- _Request_: Copy each line below that contains "oživenie".
---- Record extracts
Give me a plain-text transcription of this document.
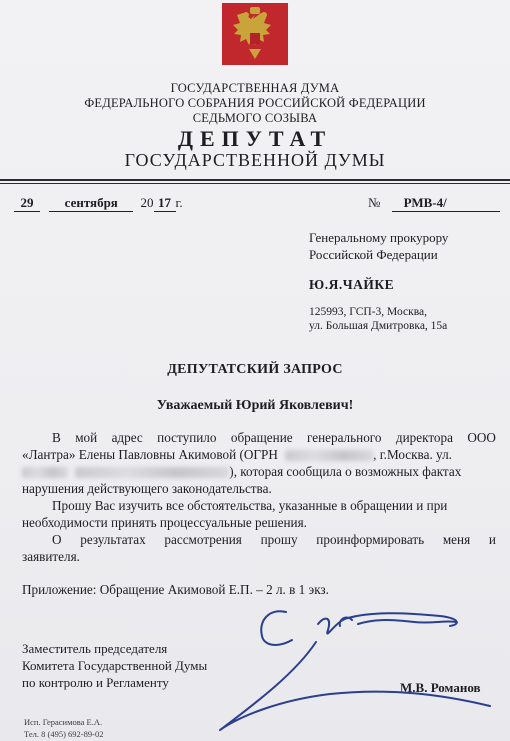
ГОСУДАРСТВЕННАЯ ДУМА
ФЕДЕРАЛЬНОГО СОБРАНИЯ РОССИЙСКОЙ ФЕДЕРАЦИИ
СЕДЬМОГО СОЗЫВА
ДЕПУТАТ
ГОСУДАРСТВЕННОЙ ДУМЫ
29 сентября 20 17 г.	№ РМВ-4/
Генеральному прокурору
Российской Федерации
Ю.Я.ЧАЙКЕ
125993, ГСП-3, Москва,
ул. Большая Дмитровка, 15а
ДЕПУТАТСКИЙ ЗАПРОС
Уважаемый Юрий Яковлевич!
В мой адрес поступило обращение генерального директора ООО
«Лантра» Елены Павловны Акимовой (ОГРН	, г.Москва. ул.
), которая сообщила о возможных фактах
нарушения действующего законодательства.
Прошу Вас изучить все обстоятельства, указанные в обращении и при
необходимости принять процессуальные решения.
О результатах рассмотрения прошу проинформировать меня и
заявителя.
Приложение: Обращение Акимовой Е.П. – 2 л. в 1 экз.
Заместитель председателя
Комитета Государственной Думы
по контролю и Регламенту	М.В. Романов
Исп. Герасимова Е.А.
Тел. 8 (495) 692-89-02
--------
---- Record extracts
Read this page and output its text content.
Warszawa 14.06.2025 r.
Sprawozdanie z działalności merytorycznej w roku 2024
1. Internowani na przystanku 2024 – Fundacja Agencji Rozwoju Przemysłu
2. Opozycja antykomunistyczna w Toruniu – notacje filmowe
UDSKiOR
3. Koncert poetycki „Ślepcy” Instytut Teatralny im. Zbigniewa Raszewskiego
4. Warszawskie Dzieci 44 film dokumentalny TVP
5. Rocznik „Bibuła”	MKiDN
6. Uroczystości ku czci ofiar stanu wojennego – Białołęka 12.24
--------
---- Record extracts
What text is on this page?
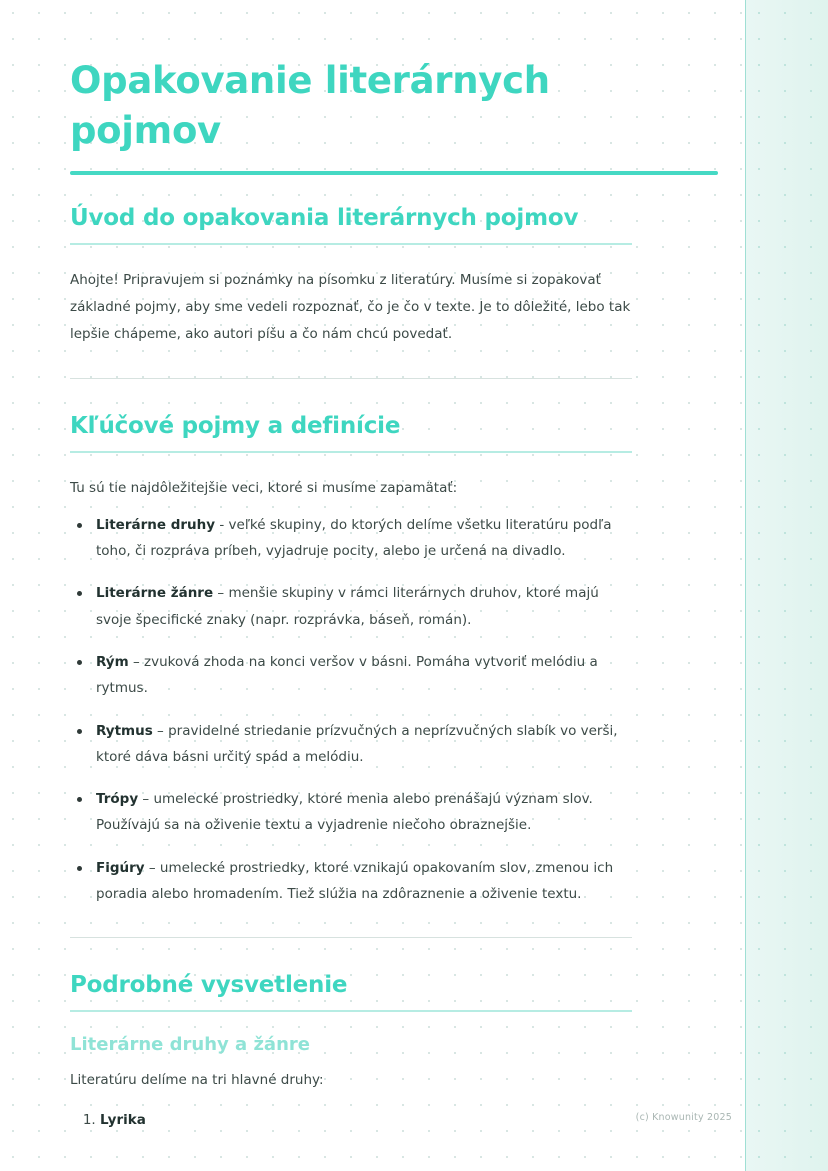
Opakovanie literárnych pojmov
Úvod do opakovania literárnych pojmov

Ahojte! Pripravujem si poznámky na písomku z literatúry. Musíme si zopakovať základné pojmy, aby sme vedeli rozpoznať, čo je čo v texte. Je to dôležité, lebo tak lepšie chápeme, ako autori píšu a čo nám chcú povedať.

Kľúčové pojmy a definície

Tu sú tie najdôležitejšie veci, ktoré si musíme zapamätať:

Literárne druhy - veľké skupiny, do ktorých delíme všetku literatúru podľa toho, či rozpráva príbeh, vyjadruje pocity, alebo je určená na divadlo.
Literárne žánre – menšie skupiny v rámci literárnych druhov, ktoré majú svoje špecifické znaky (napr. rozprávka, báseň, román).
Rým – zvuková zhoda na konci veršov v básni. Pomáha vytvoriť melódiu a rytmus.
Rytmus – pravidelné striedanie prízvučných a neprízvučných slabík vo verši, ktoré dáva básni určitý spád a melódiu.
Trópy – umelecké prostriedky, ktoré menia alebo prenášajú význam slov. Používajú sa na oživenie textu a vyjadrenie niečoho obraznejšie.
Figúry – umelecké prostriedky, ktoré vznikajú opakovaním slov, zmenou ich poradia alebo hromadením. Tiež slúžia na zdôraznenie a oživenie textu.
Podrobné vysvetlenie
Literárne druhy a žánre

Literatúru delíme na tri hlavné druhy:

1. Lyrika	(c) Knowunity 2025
--------
- _Task answer_:
Trópy – umelecké prostriedky, ktoré menia alebo prenášajú význam slov. Používajú sa na oživenie textu a vyjadrenie niečoho obraznejšie.
Figúry – umelecké prostriedky, ktoré vznikajú opakovaním slov, zmenou ich poradia alebo hromadením. Tiež slúžia na zdôraznenie a oživenie textu.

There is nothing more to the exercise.